▶ _TASK PROMPT_:
Output the data exactly, with every line intact.

▶ _DATA FOR THE TASK_:
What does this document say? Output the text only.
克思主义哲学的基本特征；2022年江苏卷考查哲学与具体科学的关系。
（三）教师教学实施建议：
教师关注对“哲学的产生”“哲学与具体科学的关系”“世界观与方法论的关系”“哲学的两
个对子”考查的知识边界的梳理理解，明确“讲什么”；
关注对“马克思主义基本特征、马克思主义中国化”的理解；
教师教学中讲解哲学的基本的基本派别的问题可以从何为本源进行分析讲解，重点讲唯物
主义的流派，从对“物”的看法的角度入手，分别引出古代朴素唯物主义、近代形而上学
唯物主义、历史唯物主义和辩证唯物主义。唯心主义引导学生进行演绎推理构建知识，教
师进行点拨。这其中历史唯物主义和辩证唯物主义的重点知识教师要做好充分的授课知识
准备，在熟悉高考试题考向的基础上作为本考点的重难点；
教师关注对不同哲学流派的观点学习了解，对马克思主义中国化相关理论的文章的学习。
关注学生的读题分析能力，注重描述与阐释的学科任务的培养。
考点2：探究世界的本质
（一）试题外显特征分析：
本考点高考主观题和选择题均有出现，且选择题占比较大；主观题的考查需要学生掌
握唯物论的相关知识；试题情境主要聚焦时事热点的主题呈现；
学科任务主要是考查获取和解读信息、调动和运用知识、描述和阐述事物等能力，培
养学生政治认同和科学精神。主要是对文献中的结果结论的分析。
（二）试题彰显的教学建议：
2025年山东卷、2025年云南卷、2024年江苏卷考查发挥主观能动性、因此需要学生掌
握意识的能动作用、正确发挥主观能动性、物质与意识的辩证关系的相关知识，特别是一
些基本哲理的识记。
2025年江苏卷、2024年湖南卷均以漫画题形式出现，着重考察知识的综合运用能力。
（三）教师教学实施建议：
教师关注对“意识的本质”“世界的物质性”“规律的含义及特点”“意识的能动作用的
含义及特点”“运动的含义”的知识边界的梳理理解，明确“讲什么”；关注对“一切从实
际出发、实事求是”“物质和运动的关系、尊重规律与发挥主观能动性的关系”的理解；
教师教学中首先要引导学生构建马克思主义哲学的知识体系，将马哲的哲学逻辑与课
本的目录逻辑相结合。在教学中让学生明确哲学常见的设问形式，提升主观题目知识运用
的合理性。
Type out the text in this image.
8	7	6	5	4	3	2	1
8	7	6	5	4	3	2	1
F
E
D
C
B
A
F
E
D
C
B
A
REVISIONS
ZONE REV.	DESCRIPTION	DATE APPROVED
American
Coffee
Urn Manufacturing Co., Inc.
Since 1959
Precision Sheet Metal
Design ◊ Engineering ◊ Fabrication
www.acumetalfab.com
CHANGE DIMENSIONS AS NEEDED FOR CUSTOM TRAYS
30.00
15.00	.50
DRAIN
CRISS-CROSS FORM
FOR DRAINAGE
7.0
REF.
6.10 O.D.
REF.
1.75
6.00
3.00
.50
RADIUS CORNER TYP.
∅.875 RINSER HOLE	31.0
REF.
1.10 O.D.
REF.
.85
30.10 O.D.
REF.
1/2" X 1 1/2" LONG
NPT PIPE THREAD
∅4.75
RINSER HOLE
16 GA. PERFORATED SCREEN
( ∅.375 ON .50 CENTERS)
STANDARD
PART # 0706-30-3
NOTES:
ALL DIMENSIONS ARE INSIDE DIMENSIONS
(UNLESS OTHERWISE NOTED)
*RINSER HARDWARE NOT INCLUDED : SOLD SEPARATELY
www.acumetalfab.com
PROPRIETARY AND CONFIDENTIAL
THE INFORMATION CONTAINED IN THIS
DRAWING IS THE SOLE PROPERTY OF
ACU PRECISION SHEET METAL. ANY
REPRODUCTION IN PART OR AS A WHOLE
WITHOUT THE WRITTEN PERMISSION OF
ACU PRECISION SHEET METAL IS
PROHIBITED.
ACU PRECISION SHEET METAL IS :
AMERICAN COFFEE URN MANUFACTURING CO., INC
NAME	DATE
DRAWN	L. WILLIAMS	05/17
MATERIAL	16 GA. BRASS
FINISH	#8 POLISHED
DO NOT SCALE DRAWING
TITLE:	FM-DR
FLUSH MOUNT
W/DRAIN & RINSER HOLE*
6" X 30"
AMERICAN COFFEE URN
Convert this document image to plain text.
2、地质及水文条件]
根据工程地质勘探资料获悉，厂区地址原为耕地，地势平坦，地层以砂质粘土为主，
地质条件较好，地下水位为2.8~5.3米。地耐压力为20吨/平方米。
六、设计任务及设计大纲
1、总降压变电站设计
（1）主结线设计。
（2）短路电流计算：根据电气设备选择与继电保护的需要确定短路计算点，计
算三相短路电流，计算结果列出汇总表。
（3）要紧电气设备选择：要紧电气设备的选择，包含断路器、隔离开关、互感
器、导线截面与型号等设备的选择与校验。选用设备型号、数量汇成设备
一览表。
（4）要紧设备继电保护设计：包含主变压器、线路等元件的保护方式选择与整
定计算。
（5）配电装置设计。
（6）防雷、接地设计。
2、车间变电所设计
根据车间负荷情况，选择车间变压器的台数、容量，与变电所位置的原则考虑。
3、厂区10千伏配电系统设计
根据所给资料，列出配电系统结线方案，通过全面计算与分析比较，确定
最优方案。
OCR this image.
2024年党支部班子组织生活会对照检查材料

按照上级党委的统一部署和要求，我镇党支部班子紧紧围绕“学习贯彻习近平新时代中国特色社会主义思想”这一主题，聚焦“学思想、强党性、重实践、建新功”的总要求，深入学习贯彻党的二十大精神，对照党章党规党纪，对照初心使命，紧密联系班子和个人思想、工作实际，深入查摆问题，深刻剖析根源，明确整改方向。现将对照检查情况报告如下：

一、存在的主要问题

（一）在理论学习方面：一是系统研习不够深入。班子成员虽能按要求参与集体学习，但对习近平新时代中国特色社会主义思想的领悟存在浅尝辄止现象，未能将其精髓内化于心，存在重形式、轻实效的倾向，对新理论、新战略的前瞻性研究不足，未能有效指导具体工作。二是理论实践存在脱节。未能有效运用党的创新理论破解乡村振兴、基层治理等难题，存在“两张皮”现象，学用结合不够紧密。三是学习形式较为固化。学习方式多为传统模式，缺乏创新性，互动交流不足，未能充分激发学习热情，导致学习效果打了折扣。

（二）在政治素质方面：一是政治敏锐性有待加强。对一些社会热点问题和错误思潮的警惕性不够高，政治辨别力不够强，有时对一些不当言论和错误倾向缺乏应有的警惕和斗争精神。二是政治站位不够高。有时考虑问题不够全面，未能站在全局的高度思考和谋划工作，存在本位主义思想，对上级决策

▶ _ANSWER TO THE EXERCISE_:
What does this document say? Output the text only.
克思主义哲学的基本特征；2022年江苏卷考查哲学与具体科学的关系。
（三）教师教学实施建议：
教师关注对“哲学的产生”“哲学与具体科学的关系”“世界观与方法论的关系”“哲学的两
个对子”考查的知识边界的梳理理解，明确“讲什么”；
关注对“马克思主义基本特征、马克思主义中国化”的理解；
教师教学中讲解哲学的基本的基本派别的问题可以从何为本源进行分析讲解，重点讲唯物
主义的流派，从对“物”的看法的角度入手，分别引出古代朴素唯物主义、近代形而上学
唯物主义、历史唯物主义和辩证唯物主义。唯心主义引导学生进行演绎推理构建知识，教
师进行点拨。这其中历史唯物主义和辩证唯物主义的重点知识教师要做好充分的授课知识
准备，在熟悉高考试题考向的基础上作为本考点的重难点；
教师关注对不同哲学流派的观点学习了解，对马克思主义中国化相关理论的文章的学习。
关注学生的读题分析能力，注重描述与阐释的学科任务的培养。
考点2：探究世界的本质
（一）试题外显特征分析：
本考点高考主观题和选择题均有出现，且选择题占比较大；主观题的考查需要学生掌
握唯物论的相关知识；试题情境主要聚焦时事热点的主题呈现；
学科任务主要是考查获取和解读信息、调动和运用知识、描述和阐述事物等能力，培
养学生政治认同和科学精神。主要是对文献中的结果结论的分析。
（二）试题彰显的教学建议：
2025年山东卷、2025年云南卷、2024年江苏卷考查发挥主观能动性、因此需要学生掌
握意识的能动作用、正确发挥主观能动性、物质与意识的辩证关系的相关知识，特别是一
些基本哲理的识记。
2025年江苏卷、2024年湖南卷均以漫画题形式出现，着重考察知识的综合运用能力。
（三）教师教学实施建议：
教师关注对“意识的本质”“世界的物质性”“规律的含义及特点”“意识的能动作用的
含义及特点”“运动的含义”的知识边界的梳理理解，明确“讲什么”；关注对“一切从实
际出发、实事求是”“物质和运动的关系、尊重规律与发挥主观能动性的关系”的理解；
教师教学中首先要引导学生构建马克思主义哲学的知识体系，将马哲的哲学逻辑与课
本的目录逻辑相结合。在教学中让学生明确哲学常见的设问形式，提升主观题目知识运用
的合理性。
Type out the text in this image.
8	7	6	5	4	3	2	1
8	7	6	5	4	3	2	1
F
E
D
C
B
A
F
E
D
C
B
A
REVISIONS
ZONE REV.	DESCRIPTION	DATE APPROVED
American
Coffee
Urn Manufacturing Co., Inc.
Since 1959
Precision Sheet Metal
Design ◊ Engineering ◊ Fabrication
www.acumetalfab.com
CHANGE DIMENSIONS AS NEEDED FOR CUSTOM TRAYS
30.00
15.00	.50
DRAIN
CRISS-CROSS FORM
FOR DRAINAGE
7.0
REF.
6.10 O.D.
REF.
1.75
6.00
3.00
.50
RADIUS CORNER TYP.
∅.875 RINSER HOLE	31.0
REF.
1.10 O.D.
REF.
.85
30.10 O.D.
REF.
1/2" X 1 1/2" LONG
NPT PIPE THREAD
∅4.75
RINSER HOLE
16 GA. PERFORATED SCREEN
( ∅.375 ON .50 CENTERS)
STANDARD
PART # 0706-30-3
NOTES:
ALL DIMENSIONS ARE INSIDE DIMENSIONS
(UNLESS OTHERWISE NOTED)
*RINSER HARDWARE NOT INCLUDED : SOLD SEPARATELY
www.acumetalfab.com
PROPRIETARY AND CONFIDENTIAL
THE INFORMATION CONTAINED IN THIS
DRAWING IS THE SOLE PROPERTY OF
ACU PRECISION SHEET METAL. ANY
REPRODUCTION IN PART OR AS A WHOLE
WITHOUT THE WRITTEN PERMISSION OF
ACU PRECISION SHEET METAL IS
PROHIBITED.
ACU PRECISION SHEET METAL IS :
AMERICAN COFFEE URN MANUFACTURING CO., INC
NAME	DATE
DRAWN	L. WILLIAMS	05/17
MATERIAL	16 GA. BRASS
FINISH	#8 POLISHED
DO NOT SCALE DRAWING
TITLE:	FM-DR
FLUSH MOUNT
W/DRAIN & RINSER HOLE*
6" X 30"
AMERICAN COFFEE URN
Convert this document image to plain text.
2、地质及水文条件]
根据工程地质勘探资料获悉，厂区地址原为耕地，地势平坦，地层以砂质粘土为主，
地质条件较好，地下水位为2.8~5.3米。地耐压力为20吨/平方米。
六、设计任务及设计大纲
1、总降压变电站设计
（1）主结线设计。
（2）短路电流计算：根据电气设备选择与继电保护的需要确定短路计算点，计
算三相短路电流，计算结果列出汇总表。
（3）要紧电气设备选择：要紧电气设备的选择，包含断路器、隔离开关、互感
器、导线截面与型号等设备的选择与校验。选用设备型号、数量汇成设备
一览表。
（4）要紧设备继电保护设计：包含主变压器、线路等元件的保护方式选择与整
定计算。
（5）配电装置设计。
（6）防雷、接地设计。
2、车间变电所设计
根据车间负荷情况，选择车间变压器的台数、容量，与变电所位置的原则考虑。
3、厂区10千伏配电系统设计
根据所给资料，列出配电系统结线方案，通过全面计算与分析比较，确定
最优方案。
OCR this image.
2024年党支部班子组织生活会对照检查材料

按照上级党委的统一部署和要求，我镇党支部班子紧紧围绕“学习贯彻习近平新时代中国特色社会主义思想”这一主题，聚焦“学思想、强党性、重实践、建新功”的总要求，深入学习贯彻党的二十大精神，对照党章党规党纪，对照初心使命，紧密联系班子和个人思想、工作实际，深入查摆问题，深刻剖析根源，明确整改方向。现将对照检查情况报告如下：

一、存在的主要问题

（一）在理论学习方面：一是系统研习不够深入。班子成员虽能按要求参与集体学习，但对习近平新时代中国特色社会主义思想的领悟存在浅尝辄止现象，未能将其精髓内化于心，存在重形式、轻实效的倾向，对新理论、新战略的前瞻性研究不足，未能有效指导具体工作。二是理论实践存在脱节。未能有效运用党的创新理论破解乡村振兴、基层治理等难题，存在“两张皮”现象，学用结合不够紧密。三是学习形式较为固化。学习方式多为传统模式，缺乏创新性，互动交流不足，未能充分激发学习热情，导致学习效果打了折扣。

（二）在政治素质方面：一是政治敏锐性有待加强。对一些社会热点问题和错误思潮的警惕性不够高，政治辨别力不够强，有时对一些不当言论和错误倾向缺乏应有的警惕和斗争精神。二是政治站位不够高。有时考虑问题不够全面，未能站在全局的高度思考和谋划工作，存在本位主义思想，对上级决策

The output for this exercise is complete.